Start of Block

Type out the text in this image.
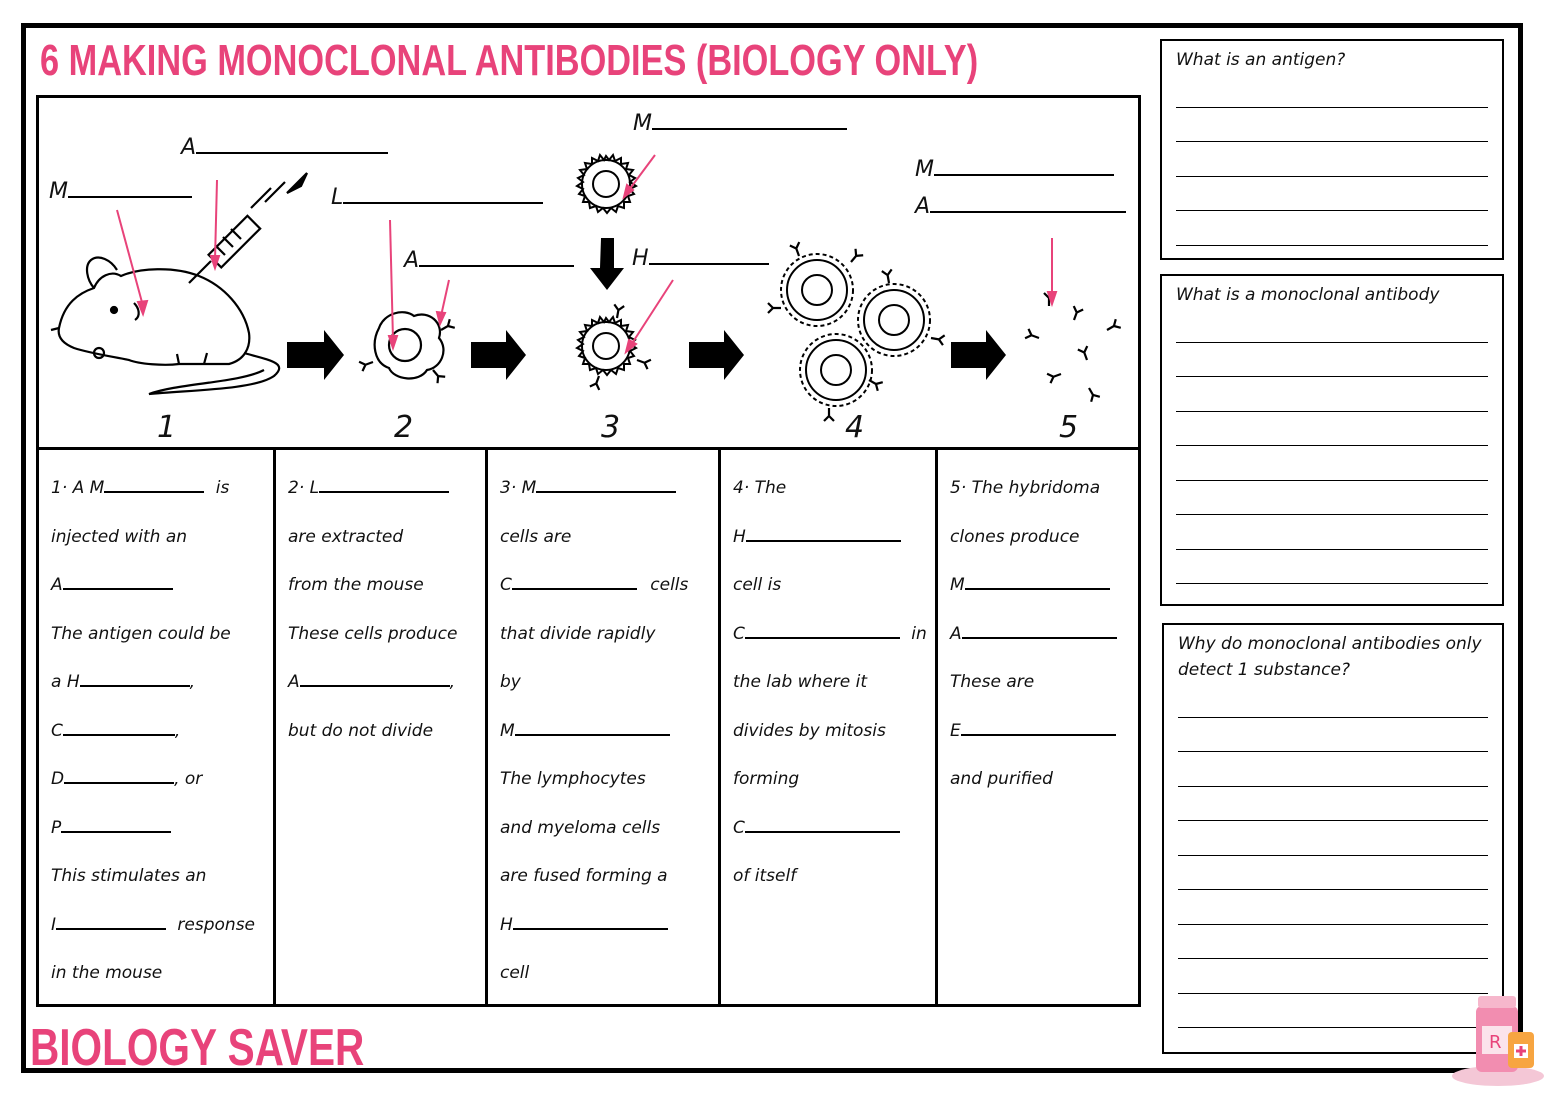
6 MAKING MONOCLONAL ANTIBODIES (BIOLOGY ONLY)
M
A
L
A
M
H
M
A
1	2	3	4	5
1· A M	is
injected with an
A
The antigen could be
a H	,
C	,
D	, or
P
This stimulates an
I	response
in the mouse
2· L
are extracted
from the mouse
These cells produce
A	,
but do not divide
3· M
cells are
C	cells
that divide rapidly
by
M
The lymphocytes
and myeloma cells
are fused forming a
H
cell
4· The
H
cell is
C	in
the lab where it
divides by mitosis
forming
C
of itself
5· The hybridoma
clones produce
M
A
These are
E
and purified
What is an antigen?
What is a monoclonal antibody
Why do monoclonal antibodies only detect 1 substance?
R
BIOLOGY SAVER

End of Block

Scan the records for lines with the word "What". Report how many, with no other words.

» Task response
2